• [DO THIS]
Gather from the material every line that contains the string "introns".
== INPUT DATA ==
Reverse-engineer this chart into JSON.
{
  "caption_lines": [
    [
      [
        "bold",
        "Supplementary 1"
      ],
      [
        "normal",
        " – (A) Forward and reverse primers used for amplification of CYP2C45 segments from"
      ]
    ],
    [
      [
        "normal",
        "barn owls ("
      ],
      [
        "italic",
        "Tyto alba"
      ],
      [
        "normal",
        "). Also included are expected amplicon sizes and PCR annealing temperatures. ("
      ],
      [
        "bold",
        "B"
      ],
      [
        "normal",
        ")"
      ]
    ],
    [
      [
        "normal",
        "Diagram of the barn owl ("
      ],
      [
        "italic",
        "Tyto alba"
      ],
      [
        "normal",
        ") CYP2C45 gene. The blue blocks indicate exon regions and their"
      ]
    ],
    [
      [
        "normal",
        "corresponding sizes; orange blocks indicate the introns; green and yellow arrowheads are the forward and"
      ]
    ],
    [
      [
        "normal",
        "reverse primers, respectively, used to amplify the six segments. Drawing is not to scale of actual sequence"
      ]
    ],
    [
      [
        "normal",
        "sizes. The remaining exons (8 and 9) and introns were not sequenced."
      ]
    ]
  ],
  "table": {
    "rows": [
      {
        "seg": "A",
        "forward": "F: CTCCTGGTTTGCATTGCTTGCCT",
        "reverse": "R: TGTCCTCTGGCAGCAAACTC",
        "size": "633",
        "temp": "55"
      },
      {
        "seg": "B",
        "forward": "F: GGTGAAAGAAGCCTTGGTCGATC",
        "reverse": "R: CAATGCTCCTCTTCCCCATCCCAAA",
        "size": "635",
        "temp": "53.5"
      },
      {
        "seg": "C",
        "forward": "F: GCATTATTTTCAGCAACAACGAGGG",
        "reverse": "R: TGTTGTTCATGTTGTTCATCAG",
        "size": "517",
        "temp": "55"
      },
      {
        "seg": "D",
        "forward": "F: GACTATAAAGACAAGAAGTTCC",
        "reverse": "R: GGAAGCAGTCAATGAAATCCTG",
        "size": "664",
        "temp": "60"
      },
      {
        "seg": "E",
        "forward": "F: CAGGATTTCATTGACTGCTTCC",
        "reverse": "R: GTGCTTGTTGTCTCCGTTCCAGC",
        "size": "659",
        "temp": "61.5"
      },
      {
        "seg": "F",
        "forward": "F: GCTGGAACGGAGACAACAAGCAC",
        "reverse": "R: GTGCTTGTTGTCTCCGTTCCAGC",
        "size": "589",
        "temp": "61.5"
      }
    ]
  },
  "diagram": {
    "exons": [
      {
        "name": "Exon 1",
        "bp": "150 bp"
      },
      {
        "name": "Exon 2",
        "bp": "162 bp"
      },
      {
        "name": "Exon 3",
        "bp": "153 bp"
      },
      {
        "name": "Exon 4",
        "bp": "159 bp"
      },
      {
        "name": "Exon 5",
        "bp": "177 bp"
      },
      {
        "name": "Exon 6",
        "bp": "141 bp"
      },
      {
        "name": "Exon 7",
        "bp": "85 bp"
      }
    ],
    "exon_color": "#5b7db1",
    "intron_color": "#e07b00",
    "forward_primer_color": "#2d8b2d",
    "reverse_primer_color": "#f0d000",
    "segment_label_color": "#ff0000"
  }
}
===
== INPUT DATA ==
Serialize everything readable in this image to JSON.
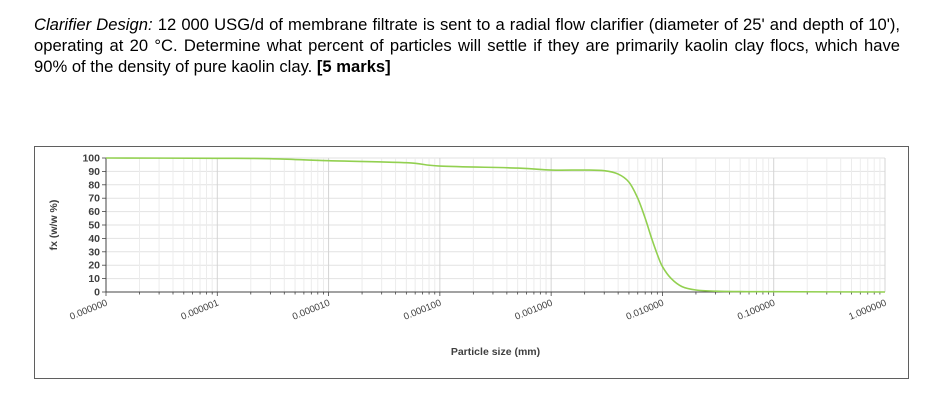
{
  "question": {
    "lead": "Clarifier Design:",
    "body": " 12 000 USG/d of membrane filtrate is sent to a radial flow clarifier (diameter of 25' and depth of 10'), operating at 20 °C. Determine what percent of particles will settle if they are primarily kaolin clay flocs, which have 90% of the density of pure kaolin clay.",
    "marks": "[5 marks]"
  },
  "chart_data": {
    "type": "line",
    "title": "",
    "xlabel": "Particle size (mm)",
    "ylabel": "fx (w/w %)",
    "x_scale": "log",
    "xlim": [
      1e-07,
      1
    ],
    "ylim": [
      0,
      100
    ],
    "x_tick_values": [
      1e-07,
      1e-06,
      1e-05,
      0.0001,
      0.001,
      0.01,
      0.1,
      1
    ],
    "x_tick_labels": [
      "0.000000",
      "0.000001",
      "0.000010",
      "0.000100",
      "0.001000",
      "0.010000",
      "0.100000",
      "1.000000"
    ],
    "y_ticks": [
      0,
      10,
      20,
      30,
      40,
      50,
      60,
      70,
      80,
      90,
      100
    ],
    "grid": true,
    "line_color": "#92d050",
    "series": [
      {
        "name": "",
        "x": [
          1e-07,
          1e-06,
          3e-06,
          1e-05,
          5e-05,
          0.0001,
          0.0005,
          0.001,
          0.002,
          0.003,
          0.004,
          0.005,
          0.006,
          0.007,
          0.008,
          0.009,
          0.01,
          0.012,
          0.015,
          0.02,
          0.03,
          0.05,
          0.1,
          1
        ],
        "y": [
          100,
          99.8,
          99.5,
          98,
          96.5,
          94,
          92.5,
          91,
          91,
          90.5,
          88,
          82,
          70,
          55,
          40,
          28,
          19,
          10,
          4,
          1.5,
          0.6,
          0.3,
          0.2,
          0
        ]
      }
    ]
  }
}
===
• [EXERCISE RESULT]
        "corresponding sizes; orange blocks indicate the introns; green and yellow arrowheads are the forward and"
        "sizes. The remaining exons (8 and 9) and introns were not sequenced."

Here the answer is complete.